▶ [Task directions] Return the records exactly, with nothing added.

(Provided entries Opens)

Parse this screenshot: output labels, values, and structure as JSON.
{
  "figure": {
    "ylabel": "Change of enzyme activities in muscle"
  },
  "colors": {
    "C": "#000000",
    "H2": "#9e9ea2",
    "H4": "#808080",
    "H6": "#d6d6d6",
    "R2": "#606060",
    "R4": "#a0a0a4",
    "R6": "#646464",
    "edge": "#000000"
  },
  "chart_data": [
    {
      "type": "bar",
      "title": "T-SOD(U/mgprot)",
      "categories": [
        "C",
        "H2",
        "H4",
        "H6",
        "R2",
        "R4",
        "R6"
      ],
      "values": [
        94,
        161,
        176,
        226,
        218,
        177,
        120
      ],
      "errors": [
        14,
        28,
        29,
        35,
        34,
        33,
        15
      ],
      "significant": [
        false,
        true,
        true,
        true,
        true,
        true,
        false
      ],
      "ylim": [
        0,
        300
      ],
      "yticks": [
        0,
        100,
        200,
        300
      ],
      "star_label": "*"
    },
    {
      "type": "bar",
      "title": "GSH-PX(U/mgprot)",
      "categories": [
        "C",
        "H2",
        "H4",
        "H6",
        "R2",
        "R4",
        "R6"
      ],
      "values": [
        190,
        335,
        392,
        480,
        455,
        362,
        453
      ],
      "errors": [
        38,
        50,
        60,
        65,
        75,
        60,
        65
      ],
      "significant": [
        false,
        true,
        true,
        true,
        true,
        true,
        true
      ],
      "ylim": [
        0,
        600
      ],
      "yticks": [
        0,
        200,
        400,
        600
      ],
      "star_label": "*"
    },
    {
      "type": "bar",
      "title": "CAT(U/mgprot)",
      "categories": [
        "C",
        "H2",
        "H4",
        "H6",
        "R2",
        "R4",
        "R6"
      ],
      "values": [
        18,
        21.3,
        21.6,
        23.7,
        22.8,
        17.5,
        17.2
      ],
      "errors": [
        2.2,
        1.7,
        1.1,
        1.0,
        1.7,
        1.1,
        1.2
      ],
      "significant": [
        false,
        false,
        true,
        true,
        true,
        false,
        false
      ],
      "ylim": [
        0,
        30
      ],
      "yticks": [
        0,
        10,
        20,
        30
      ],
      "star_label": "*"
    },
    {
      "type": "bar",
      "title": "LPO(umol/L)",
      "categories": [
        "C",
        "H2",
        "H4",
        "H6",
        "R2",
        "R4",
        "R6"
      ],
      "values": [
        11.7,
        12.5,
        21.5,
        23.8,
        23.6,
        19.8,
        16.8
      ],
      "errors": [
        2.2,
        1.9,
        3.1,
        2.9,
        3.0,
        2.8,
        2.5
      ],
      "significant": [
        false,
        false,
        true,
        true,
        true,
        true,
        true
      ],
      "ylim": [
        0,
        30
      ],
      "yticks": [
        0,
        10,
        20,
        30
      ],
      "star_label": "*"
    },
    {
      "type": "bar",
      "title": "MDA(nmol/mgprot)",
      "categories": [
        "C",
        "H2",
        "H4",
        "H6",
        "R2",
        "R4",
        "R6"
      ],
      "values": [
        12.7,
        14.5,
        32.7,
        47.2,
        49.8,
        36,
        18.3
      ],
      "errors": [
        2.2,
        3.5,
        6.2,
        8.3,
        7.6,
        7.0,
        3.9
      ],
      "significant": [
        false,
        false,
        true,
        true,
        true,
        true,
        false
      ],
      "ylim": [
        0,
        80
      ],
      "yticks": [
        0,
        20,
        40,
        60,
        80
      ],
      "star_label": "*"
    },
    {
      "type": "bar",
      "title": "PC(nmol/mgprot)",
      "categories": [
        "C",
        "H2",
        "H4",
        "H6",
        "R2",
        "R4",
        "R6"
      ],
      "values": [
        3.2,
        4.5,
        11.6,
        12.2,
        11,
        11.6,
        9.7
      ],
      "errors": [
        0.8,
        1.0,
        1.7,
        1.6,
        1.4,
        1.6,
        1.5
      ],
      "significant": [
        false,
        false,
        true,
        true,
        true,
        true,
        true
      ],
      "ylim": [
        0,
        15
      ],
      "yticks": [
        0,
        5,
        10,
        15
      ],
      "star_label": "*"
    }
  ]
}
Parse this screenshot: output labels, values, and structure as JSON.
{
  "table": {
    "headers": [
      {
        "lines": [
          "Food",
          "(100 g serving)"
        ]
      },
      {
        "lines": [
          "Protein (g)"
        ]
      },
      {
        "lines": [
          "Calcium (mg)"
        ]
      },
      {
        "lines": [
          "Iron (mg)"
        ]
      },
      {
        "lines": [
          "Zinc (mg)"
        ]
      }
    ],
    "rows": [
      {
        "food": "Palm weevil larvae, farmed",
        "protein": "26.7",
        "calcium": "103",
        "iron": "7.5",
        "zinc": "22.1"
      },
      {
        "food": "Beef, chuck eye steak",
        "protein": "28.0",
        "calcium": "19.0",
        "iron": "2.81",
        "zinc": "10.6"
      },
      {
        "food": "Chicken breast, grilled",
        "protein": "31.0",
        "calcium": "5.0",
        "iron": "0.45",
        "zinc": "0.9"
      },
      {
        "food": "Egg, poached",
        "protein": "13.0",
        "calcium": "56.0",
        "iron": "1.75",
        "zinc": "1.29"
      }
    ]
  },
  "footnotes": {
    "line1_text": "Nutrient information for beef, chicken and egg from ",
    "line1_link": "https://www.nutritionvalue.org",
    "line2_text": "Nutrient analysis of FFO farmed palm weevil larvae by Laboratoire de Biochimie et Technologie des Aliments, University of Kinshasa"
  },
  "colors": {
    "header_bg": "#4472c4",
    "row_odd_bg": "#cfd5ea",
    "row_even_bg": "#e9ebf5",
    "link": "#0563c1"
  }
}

(Provided entries Closes)

▶ [Output for this exercise]
Parse this screenshot: output labels, values, and structure as JSON.
{
  "figure": {
    "ylabel": "Change of enzyme activities in muscle"
  },
  "colors": {
    "C": "#000000",
    "H2": "#9e9ea2",
    "H4": "#808080",
    "H6": "#d6d6d6",
    "R2": "#606060",
    "R4": "#a0a0a4",
    "R6": "#646464",
    "edge": "#000000"
  },
  "chart_data": [
    {
      "type": "bar",
      "title": "T-SOD(U/mgprot)",
      "categories": [
        "C",
        "H2",
        "H4",
        "H6",
        "R2",
        "R4",
        "R6"
      ],
      "values": [
        94,
        161,
        176,
        226,
        218,
        177,
        120
      ],
      "errors": [
        14,
        28,
        29,
        35,
        34,
        33,
        15
      ],
      "significant": [
        false,
        true,
        true,
        true,
        true,
        true,
        false
      ],
      "ylim": [
        0,
        300
      ],
      "yticks": [
        0,
        100,
        200,
        300
      ],
      "star_label": "*"
    },
    {
      "type": "bar",
      "title": "GSH-PX(U/mgprot)",
      "categories": [
        "C",
        "H2",
        "H4",
        "H6",
        "R2",
        "R4",
        "R6"
      ],
      "values": [
        190,
        335,
        392,
        480,
        455,
        362,
        453
      ],
      "errors": [
        38,
        50,
        60,
        65,
        75,
        60,
        65
      ],
      "significant": [
        false,
        true,
        true,
        true,
        true,
        true,
        true
      ],
      "ylim": [
        0,
        600
      ],
      "yticks": [
        0,
        200,
        400,
        600
      ],
      "star_label": "*"
    },
    {
      "type": "bar",
      "title": "CAT(U/mgprot)",
      "categories": [
        "C",
        "H2",
        "H4",
        "H6",
        "R2",
        "R4",
        "R6"
      ],
      "values": [
        18,
        21.3,
        21.6,
        23.7,
        22.8,
        17.5,
        17.2
      ],
      "errors": [
        2.2,
        1.7,
        1.1,
        1.0,
        1.7,
        1.1,
        1.2
      ],
      "significant": [
        false,
        false,
        true,
        true,
        true,
        false,
        false
      ],
      "ylim": [
        0,
        30
      ],
      "yticks": [
        0,
        10,
        20,
        30
      ],
      "star_label": "*"
    },
    {
      "type": "bar",
      "title": "LPO(umol/L)",
      "categories": [
        "C",
        "H2",
        "H4",
        "H6",
        "R2",
        "R4",
        "R6"
      ],
      "values": [
        11.7,
        12.5,
        21.5,
        23.8,
        23.6,
        19.8,
        16.8
      ],
      "errors": [
        2.2,
        1.9,
        3.1,
        2.9,
        3.0,
        2.8,
        2.5
      ],
      "significant": [
        false,
        false,
        true,
        true,
        true,
        true,
        true
      ],
      "ylim": [
        0,
        30
      ],
      "yticks": [
        0,
        10,
        20,
        30
      ],
      "star_label": "*"
    },
    {
      "type": "bar",
      "title": "MDA(nmol/mgprot)",
      "categories": [
        "C",
        "H2",
        "H4",
        "H6",
        "R2",
        "R4",
        "R6"
      ],
      "values": [
        12.7,
        14.5,
        32.7,
        47.2,
        49.8,
        36,
        18.3
      ],
      "errors": [
        2.2,
        3.5,
        6.2,
        8.3,
        7.6,
        7.0,
        3.9
      ],
      "significant": [
        false,
        false,
        true,
        true,
        true,
        true,
        false
      ],
      "ylim": [
        0,
        80
      ],
      "yticks": [
        0,
        20,
        40,
        60,
        80
      ],
      "star_label": "*"
    },
    {
      "type": "bar",
      "title": "PC(nmol/mgprot)",
      "categories": [
        "C",
        "H2",
        "H4",
        "H6",
        "R2",
        "R4",
        "R6"
      ],
      "values": [
        3.2,
        4.5,
        11.6,
        12.2,
        11,
        11.6,
        9.7
      ],
      "errors": [
        0.8,
        1.0,
        1.7,
        1.6,
        1.4,
        1.6,
        1.5
      ],
      "significant": [
        false,
        false,
        true,
        true,
        true,
        true,
        true
      ],
      "ylim": [
        0,
        15
      ],
      "yticks": [
        0,
        5,
        10,
        15
      ],
      "star_label": "*"
    }
  ]
}
Parse this screenshot: output labels, values, and structure as JSON.
{
  "table": {
    "headers": [
      {
        "lines": [
          "Food",
          "(100 g serving)"
        ]
      },
      {
        "lines": [
          "Protein (g)"
        ]
      },
      {
        "lines": [
          "Calcium (mg)"
        ]
      },
      {
        "lines": [
          "Iron (mg)"
        ]
      },
      {
        "lines": [
          "Zinc (mg)"
        ]
      }
    ],
    "rows": [
      {
        "food": "Palm weevil larvae, farmed",
        "protein": "26.7",
        "calcium": "103",
        "iron": "7.5",
        "zinc": "22.1"
      },
      {
        "food": "Beef, chuck eye steak",
        "protein": "28.0",
        "calcium": "19.0",
        "iron": "2.81",
        "zinc": "10.6"
      },
      {
        "food": "Chicken breast, grilled",
        "protein": "31.0",
        "calcium": "5.0",
        "iron": "0.45",
        "zinc": "0.9"
      },
      {
        "food": "Egg, poached",
        "protein": "13.0",
        "calcium": "56.0",
        "iron": "1.75",
        "zinc": "1.29"
      }
    ]
  },
  "footnotes": {
    "line1_text": "Nutrient information for beef, chicken and egg from ",
    "line1_link": "https://www.nutritionvalue.org",
    "line2_text": "Nutrient analysis of FFO farmed palm weevil larvae by Laboratoire de Biochimie et Technologie des Aliments, University of Kinshasa"
  },
  "colors": {
    "header_bg": "#4472c4",
    "row_odd_bg": "#cfd5ea",
    "row_even_bg": "#e9ebf5",
    "link": "#0563c1"
  }
}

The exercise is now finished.